== Directive ==
What is the number of lines in these entries that contain "Regulations"? State it alone.

Lines of data:
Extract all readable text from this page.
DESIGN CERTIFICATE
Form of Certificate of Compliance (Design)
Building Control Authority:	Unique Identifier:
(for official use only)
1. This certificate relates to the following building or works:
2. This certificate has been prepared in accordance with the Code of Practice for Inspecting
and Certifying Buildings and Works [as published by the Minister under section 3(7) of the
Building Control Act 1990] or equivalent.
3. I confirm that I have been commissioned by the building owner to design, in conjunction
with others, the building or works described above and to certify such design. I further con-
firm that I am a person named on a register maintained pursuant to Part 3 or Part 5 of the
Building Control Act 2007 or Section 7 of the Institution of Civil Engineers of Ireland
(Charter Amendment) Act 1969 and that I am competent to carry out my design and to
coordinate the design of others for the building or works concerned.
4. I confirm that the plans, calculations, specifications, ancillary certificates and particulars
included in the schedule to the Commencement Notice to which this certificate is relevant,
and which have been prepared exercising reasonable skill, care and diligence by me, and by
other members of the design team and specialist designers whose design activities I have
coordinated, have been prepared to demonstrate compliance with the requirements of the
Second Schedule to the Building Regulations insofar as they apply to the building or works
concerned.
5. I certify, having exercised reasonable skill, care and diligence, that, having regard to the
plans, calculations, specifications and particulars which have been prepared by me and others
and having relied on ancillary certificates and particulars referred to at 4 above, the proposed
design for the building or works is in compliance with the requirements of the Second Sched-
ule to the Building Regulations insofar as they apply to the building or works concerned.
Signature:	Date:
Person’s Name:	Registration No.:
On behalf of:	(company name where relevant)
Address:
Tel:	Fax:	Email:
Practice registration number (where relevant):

== Completed exercise ==
2